| TASK GOAL |
Present the data once more in exactly its original form.

********************

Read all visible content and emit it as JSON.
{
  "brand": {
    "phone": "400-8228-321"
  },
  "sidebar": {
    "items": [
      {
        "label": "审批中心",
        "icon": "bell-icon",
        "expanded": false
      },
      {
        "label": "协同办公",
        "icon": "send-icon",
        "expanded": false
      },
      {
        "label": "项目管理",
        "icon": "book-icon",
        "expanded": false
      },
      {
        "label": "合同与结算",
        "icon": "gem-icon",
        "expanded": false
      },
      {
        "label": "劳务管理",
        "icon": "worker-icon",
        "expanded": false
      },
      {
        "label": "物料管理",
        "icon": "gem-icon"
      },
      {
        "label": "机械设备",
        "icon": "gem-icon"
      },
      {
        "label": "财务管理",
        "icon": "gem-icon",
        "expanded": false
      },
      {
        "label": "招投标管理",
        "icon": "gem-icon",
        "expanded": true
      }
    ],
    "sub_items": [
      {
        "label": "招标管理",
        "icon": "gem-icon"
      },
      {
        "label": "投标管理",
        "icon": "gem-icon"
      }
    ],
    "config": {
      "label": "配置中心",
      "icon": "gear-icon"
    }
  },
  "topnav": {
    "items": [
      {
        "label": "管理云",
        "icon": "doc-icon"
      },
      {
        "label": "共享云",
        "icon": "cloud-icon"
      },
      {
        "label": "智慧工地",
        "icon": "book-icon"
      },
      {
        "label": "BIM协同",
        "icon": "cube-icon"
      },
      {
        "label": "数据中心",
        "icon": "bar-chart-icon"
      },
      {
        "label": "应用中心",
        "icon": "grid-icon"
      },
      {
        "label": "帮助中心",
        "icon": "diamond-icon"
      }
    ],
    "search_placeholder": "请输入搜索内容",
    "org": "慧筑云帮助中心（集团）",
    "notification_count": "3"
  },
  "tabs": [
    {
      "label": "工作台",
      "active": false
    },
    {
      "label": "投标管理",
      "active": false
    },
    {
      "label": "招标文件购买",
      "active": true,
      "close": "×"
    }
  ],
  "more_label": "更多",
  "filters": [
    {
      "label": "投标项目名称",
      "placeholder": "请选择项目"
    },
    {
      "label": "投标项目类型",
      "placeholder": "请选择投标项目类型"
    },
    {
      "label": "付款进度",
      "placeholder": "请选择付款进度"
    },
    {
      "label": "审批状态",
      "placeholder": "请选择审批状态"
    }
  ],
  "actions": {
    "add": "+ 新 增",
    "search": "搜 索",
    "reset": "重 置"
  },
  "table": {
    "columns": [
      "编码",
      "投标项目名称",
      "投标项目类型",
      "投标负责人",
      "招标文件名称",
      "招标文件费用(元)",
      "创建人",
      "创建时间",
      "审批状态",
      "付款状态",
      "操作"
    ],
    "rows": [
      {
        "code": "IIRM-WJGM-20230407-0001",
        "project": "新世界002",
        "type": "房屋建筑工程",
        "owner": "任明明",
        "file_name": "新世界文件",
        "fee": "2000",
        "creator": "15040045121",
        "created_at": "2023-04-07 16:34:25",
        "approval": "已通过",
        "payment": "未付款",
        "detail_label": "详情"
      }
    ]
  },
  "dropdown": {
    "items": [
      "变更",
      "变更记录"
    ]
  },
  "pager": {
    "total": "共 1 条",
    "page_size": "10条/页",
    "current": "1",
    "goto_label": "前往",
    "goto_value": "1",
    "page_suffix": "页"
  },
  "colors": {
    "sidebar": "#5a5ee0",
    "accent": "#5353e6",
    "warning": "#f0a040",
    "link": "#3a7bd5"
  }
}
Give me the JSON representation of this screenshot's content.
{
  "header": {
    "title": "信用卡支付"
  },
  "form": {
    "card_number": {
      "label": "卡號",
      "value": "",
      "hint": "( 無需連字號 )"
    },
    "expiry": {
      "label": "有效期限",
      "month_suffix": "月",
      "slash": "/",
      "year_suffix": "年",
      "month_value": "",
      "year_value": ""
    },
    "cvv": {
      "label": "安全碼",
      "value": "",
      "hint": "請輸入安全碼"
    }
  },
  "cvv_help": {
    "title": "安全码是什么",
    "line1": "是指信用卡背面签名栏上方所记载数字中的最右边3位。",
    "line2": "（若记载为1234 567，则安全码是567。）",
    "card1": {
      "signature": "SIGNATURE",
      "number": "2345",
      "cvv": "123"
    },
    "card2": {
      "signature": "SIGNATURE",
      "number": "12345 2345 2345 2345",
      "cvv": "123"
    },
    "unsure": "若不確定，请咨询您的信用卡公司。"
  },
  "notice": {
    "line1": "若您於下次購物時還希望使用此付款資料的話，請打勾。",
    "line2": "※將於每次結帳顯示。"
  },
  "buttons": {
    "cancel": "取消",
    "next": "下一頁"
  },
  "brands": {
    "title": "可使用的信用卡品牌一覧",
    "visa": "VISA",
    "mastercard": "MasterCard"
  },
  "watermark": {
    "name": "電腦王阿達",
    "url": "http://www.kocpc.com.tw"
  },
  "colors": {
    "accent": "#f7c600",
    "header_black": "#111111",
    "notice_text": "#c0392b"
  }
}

********************

| THE REPLY |
Read all visible content and emit it as JSON.
{
  "brand": {
    "phone": "400-8228-321"
  },
  "sidebar": {
    "items": [
      {
        "label": "审批中心",
        "icon": "bell-icon",
        "expanded": false
      },
      {
        "label": "协同办公",
        "icon": "send-icon",
        "expanded": false
      },
      {
        "label": "项目管理",
        "icon": "book-icon",
        "expanded": false
      },
      {
        "label": "合同与结算",
        "icon": "gem-icon",
        "expanded": false
      },
      {
        "label": "劳务管理",
        "icon": "worker-icon",
        "expanded": false
      },
      {
        "label": "物料管理",
        "icon": "gem-icon"
      },
      {
        "label": "机械设备",
        "icon": "gem-icon"
      },
      {
        "label": "财务管理",
        "icon": "gem-icon",
        "expanded": false
      },
      {
        "label": "招投标管理",
        "icon": "gem-icon",
        "expanded": true
      }
    ],
    "sub_items": [
      {
        "label": "招标管理",
        "icon": "gem-icon"
      },
      {
        "label": "投标管理",
        "icon": "gem-icon"
      }
    ],
    "config": {
      "label": "配置中心",
      "icon": "gear-icon"
    }
  },
  "topnav": {
    "items": [
      {
        "label": "管理云",
        "icon": "doc-icon"
      },
      {
        "label": "共享云",
        "icon": "cloud-icon"
      },
      {
        "label": "智慧工地",
        "icon": "book-icon"
      },
      {
        "label": "BIM协同",
        "icon": "cube-icon"
      },
      {
        "label": "数据中心",
        "icon": "bar-chart-icon"
      },
      {
        "label": "应用中心",
        "icon": "grid-icon"
      },
      {
        "label": "帮助中心",
        "icon": "diamond-icon"
      }
    ],
    "search_placeholder": "请输入搜索内容",
    "org": "慧筑云帮助中心（集团）",
    "notification_count": "3"
  },
  "tabs": [
    {
      "label": "工作台",
      "active": false
    },
    {
      "label": "投标管理",
      "active": false
    },
    {
      "label": "招标文件购买",
      "active": true,
      "close": "×"
    }
  ],
  "more_label": "更多",
  "filters": [
    {
      "label": "投标项目名称",
      "placeholder": "请选择项目"
    },
    {
      "label": "投标项目类型",
      "placeholder": "请选择投标项目类型"
    },
    {
      "label": "付款进度",
      "placeholder": "请选择付款进度"
    },
    {
      "label": "审批状态",
      "placeholder": "请选择审批状态"
    }
  ],
  "actions": {
    "add": "+ 新 增",
    "search": "搜 索",
    "reset": "重 置"
  },
  "table": {
    "columns": [
      "编码",
      "投标项目名称",
      "投标项目类型",
      "投标负责人",
      "招标文件名称",
      "招标文件费用(元)",
      "创建人",
      "创建时间",
      "审批状态",
      "付款状态",
      "操作"
    ],
    "rows": [
      {
        "code": "IIRM-WJGM-20230407-0001",
        "project": "新世界002",
        "type": "房屋建筑工程",
        "owner": "任明明",
        "file_name": "新世界文件",
        "fee": "2000",
        "creator": "15040045121",
        "created_at": "2023-04-07 16:34:25",
        "approval": "已通过",
        "payment": "未付款",
        "detail_label": "详情"
      }
    ]
  },
  "dropdown": {
    "items": [
      "变更",
      "变更记录"
    ]
  },
  "pager": {
    "total": "共 1 条",
    "page_size": "10条/页",
    "current": "1",
    "goto_label": "前往",
    "goto_value": "1",
    "page_suffix": "页"
  },
  "colors": {
    "sidebar": "#5a5ee0",
    "accent": "#5353e6",
    "warning": "#f0a040",
    "link": "#3a7bd5"
  }
}
Give me the JSON representation of this screenshot's content.
{
  "header": {
    "title": "信用卡支付"
  },
  "form": {
    "card_number": {
      "label": "卡號",
      "value": "",
      "hint": "( 無需連字號 )"
    },
    "expiry": {
      "label": "有效期限",
      "month_suffix": "月",
      "slash": "/",
      "year_suffix": "年",
      "month_value": "",
      "year_value": ""
    },
    "cvv": {
      "label": "安全碼",
      "value": "",
      "hint": "請輸入安全碼"
    }
  },
  "cvv_help": {
    "title": "安全码是什么",
    "line1": "是指信用卡背面签名栏上方所记载数字中的最右边3位。",
    "line2": "（若记载为1234 567，则安全码是567。）",
    "card1": {
      "signature": "SIGNATURE",
      "number": "2345",
      "cvv": "123"
    },
    "card2": {
      "signature": "SIGNATURE",
      "number": "12345 2345 2345 2345",
      "cvv": "123"
    },
    "unsure": "若不確定，请咨询您的信用卡公司。"
  },
  "notice": {
    "line1": "若您於下次購物時還希望使用此付款資料的話，請打勾。",
    "line2": "※將於每次結帳顯示。"
  },
  "buttons": {
    "cancel": "取消",
    "next": "下一頁"
  },
  "brands": {
    "title": "可使用的信用卡品牌一覧",
    "visa": "VISA",
    "mastercard": "MasterCard"
  },
  "watermark": {
    "name": "電腦王阿達",
    "url": "http://www.kocpc.com.tw"
  },
  "colors": {
    "accent": "#f7c600",
    "header_black": "#111111",
    "notice_text": "#c0392b"
  }
}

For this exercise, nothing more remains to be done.